Requirements> Tell how many lines have the string "title" in them, and write nothing besides the number.

Supplied data>
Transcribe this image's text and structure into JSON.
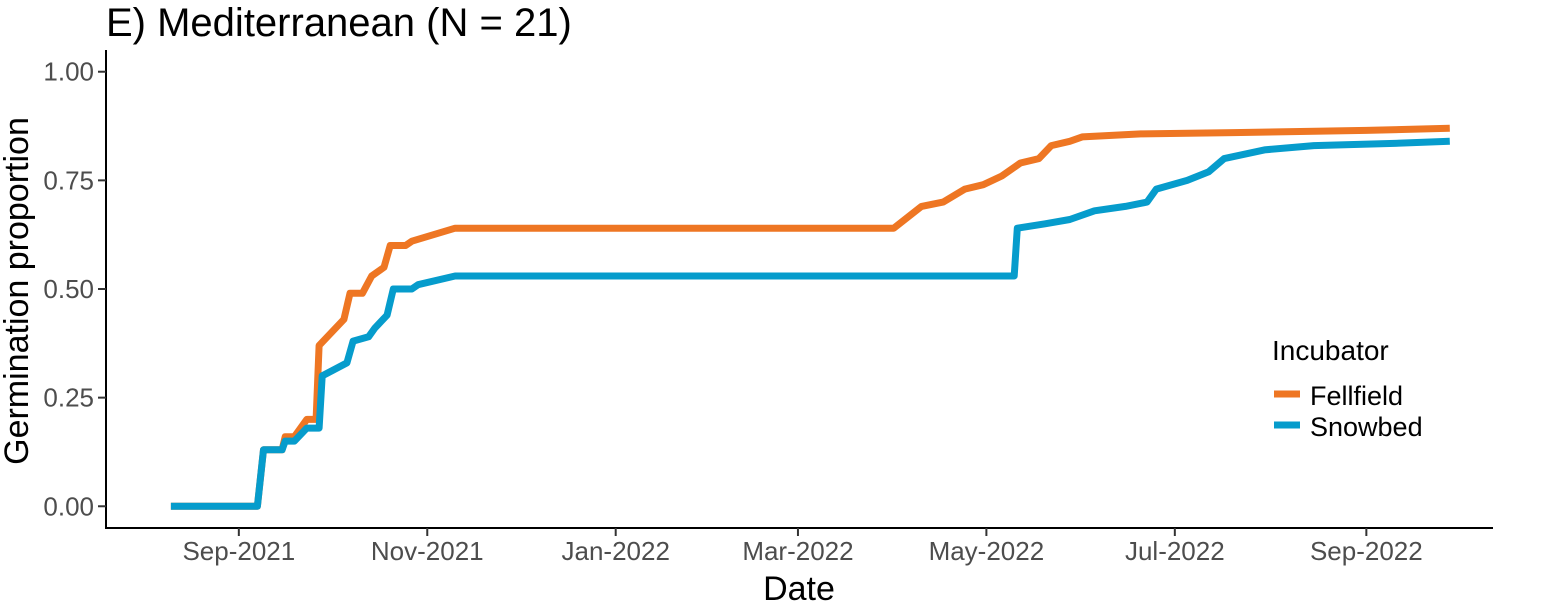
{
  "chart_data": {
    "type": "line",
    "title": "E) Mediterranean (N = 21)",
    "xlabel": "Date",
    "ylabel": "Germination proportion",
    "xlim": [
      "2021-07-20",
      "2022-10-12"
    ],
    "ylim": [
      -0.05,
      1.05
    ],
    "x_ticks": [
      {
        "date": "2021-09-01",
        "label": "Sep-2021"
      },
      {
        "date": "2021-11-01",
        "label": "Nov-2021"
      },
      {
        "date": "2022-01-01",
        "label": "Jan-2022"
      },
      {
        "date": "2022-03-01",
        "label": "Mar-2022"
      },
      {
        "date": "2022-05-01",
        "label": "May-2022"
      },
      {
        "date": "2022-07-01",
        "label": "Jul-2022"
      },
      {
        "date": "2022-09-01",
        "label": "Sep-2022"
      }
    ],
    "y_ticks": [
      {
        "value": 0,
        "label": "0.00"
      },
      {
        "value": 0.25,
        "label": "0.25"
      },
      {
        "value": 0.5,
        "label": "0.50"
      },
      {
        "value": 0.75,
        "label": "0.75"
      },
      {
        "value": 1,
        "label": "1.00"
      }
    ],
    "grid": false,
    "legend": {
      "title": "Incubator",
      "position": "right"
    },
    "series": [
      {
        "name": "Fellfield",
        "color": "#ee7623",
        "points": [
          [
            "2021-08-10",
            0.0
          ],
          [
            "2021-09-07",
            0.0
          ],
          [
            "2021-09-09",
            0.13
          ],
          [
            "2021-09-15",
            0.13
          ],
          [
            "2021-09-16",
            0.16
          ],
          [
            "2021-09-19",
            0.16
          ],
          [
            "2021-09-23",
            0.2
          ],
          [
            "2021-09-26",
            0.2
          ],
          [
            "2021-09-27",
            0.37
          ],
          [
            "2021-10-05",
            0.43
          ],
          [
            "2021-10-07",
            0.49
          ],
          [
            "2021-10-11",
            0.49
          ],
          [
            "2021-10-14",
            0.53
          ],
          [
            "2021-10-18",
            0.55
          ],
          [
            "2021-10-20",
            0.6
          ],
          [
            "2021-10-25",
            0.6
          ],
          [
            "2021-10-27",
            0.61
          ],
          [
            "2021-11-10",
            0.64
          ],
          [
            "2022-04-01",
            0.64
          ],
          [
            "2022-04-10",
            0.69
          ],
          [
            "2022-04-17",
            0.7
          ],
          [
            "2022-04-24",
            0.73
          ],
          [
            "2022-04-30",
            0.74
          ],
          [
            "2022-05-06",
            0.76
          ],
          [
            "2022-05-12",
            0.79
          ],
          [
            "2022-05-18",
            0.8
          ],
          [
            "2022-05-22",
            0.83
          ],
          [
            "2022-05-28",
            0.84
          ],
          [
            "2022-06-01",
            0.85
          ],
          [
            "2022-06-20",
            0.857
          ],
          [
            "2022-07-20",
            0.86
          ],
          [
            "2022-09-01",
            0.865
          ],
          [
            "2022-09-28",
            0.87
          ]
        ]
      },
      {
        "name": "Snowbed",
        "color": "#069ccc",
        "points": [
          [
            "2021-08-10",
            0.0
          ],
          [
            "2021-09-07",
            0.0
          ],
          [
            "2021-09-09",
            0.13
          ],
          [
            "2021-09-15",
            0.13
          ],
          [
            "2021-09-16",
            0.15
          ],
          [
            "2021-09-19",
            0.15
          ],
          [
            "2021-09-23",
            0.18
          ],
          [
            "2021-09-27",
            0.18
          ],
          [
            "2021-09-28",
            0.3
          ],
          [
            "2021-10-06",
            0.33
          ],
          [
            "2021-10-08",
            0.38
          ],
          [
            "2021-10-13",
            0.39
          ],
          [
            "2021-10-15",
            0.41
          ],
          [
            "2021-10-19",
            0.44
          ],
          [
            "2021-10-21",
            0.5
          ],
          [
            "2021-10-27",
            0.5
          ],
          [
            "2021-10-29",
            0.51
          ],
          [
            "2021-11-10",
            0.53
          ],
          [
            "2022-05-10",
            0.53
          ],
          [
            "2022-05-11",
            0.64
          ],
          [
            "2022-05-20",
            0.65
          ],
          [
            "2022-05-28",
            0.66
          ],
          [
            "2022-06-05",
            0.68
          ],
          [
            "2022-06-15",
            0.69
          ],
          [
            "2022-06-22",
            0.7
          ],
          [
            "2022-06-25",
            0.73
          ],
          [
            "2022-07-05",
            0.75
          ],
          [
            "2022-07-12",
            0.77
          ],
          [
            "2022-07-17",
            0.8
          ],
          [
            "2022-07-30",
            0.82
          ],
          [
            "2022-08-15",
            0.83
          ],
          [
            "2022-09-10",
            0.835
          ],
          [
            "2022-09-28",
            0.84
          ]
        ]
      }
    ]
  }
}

...

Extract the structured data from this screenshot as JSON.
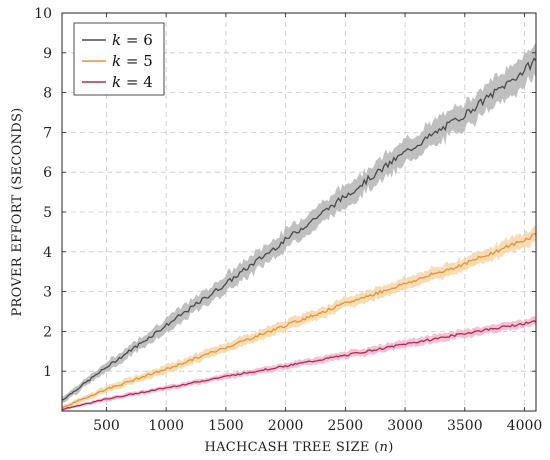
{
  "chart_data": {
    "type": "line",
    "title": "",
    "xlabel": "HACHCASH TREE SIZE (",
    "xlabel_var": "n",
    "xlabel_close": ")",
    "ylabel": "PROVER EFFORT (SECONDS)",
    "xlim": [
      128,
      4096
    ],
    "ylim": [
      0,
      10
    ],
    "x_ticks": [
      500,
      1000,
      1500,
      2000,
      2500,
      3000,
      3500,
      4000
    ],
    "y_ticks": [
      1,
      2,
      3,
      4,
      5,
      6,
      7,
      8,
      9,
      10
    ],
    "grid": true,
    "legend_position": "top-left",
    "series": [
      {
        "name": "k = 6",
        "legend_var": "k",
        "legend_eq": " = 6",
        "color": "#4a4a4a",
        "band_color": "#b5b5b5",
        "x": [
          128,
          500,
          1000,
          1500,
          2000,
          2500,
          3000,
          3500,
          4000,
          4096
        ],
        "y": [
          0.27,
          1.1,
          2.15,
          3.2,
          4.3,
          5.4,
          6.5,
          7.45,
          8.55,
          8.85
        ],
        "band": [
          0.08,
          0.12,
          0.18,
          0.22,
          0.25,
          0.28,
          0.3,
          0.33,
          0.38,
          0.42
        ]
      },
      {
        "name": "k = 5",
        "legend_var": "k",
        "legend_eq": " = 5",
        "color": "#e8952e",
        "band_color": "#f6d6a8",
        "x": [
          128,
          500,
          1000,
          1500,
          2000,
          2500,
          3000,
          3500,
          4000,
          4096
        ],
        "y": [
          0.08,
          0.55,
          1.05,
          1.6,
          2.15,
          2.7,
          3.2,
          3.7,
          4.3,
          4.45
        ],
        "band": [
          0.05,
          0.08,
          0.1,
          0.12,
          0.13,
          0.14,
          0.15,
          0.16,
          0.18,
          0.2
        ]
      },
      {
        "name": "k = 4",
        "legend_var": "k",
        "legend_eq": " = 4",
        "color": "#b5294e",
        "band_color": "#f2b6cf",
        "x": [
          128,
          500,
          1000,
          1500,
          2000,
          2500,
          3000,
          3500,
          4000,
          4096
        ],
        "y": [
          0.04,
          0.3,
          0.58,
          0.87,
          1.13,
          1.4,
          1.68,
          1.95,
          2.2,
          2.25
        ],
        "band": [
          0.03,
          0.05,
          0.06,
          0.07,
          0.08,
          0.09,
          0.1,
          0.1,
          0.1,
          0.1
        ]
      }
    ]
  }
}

Task result> 3